What to do:
What is the number of lines holding the word "style"? Write that number and nothing else.

Task data:

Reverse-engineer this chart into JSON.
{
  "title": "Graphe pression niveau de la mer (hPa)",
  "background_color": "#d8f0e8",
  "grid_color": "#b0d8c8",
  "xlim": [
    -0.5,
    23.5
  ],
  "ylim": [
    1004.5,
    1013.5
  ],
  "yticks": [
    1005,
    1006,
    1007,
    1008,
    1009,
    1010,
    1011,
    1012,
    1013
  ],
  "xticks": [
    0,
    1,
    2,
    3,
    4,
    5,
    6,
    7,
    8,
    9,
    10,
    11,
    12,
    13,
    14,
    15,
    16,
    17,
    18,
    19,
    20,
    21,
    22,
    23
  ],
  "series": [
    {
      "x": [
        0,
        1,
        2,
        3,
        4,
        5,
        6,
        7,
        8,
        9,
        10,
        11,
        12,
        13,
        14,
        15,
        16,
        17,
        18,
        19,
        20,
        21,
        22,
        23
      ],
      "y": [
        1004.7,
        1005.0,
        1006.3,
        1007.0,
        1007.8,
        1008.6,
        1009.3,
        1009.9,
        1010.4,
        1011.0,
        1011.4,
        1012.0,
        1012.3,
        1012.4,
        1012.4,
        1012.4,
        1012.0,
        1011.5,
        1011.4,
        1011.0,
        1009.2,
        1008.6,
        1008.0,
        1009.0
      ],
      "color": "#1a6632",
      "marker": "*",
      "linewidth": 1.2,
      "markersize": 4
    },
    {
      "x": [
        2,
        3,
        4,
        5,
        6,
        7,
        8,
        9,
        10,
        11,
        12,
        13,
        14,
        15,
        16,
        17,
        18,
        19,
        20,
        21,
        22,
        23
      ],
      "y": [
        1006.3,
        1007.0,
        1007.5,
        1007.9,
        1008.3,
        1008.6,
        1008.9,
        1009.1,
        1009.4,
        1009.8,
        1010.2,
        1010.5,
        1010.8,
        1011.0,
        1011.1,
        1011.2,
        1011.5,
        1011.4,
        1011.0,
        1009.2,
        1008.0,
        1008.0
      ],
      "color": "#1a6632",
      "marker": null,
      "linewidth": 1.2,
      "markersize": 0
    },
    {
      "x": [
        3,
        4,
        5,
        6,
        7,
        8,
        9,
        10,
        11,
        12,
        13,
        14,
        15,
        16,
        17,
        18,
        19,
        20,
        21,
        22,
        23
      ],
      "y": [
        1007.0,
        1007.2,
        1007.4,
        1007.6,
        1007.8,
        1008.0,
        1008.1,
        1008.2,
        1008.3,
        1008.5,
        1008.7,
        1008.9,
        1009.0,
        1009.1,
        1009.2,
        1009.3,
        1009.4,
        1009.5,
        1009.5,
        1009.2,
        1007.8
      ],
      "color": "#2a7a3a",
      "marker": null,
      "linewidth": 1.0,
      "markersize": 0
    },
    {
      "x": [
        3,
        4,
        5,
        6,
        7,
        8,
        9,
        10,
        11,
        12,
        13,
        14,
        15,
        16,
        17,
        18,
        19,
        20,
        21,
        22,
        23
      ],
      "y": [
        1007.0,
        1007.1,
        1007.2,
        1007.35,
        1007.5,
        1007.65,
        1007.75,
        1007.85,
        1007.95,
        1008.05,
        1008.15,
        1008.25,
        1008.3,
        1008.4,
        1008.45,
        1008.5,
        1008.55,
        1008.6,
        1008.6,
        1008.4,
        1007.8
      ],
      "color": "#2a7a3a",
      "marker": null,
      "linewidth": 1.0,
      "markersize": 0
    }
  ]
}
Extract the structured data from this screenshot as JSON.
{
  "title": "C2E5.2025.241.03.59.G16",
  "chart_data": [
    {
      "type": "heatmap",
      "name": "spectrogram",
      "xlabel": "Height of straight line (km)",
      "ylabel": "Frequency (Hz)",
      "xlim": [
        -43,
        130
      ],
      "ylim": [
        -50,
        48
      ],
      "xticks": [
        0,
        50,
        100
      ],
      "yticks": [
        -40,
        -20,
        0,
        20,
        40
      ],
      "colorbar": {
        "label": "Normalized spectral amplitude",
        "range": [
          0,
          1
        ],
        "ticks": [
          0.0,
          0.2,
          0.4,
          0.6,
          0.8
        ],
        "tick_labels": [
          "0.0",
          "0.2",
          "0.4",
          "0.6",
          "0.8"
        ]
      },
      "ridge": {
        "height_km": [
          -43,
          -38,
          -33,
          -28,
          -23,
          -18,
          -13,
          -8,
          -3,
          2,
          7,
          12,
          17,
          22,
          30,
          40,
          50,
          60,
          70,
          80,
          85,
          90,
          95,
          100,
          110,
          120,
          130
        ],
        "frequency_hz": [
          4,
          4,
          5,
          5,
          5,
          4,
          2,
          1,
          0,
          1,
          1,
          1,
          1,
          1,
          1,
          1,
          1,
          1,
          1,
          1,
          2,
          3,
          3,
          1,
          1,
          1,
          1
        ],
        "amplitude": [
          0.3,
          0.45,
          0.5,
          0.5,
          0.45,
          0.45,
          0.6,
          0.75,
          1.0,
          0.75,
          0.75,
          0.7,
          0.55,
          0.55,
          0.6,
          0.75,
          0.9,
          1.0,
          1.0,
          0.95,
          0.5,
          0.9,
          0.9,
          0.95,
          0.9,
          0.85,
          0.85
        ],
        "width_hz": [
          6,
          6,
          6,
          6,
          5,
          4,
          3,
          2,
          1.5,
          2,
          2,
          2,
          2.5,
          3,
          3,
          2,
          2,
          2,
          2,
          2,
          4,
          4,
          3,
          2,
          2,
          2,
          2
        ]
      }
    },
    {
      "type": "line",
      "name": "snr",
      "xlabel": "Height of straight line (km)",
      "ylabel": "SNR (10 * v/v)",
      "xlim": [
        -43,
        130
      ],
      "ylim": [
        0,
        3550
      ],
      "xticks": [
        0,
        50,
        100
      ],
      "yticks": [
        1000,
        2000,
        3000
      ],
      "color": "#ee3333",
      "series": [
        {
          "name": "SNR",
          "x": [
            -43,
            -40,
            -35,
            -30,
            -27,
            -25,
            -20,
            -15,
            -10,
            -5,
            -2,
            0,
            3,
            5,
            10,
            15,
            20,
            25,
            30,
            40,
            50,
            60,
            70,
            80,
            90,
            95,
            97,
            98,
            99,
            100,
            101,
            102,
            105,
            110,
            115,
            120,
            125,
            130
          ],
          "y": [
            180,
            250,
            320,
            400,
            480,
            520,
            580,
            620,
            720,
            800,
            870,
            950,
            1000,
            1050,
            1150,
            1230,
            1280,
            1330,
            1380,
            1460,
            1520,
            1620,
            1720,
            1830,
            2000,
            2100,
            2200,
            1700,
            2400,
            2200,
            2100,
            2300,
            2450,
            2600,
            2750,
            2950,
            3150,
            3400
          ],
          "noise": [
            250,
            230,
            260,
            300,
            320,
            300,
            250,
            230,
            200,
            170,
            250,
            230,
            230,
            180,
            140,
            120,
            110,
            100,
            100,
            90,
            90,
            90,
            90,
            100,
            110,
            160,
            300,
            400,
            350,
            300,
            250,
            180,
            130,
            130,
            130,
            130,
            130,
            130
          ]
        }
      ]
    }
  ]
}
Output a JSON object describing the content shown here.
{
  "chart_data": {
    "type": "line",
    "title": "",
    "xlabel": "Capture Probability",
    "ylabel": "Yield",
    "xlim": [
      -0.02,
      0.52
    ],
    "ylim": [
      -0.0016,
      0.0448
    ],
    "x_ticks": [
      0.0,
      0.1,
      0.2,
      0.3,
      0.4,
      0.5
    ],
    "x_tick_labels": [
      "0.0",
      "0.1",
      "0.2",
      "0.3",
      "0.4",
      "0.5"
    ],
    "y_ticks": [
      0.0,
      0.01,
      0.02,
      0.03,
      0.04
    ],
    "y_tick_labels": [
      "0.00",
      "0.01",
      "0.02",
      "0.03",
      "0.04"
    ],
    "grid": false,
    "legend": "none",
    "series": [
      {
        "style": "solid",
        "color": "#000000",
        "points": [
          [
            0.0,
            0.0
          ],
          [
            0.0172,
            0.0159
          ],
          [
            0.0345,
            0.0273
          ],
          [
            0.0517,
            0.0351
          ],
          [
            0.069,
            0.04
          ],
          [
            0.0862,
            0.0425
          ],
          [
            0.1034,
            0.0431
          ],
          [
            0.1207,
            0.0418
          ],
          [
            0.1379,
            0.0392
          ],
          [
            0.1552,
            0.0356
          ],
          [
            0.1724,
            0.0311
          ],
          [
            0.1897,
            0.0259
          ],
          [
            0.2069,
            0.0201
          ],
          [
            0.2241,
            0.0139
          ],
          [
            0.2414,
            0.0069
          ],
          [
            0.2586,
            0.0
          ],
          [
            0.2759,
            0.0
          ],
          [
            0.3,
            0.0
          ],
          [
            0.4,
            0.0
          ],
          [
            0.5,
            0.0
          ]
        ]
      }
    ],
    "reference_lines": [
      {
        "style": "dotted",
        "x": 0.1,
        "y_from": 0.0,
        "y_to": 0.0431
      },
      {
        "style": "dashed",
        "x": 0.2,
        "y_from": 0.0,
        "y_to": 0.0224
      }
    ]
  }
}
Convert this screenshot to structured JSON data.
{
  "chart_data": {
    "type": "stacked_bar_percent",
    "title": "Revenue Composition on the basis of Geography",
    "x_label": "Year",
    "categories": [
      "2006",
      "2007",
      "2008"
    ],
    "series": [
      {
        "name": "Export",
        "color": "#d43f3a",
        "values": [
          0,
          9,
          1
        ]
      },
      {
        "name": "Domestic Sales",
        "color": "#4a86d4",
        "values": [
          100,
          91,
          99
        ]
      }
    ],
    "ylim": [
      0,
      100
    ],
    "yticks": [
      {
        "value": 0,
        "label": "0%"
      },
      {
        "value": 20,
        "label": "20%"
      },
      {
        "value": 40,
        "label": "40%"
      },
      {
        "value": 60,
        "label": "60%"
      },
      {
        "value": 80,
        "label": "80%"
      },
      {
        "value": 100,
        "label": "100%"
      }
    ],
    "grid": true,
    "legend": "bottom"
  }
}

Result of this exercise:
3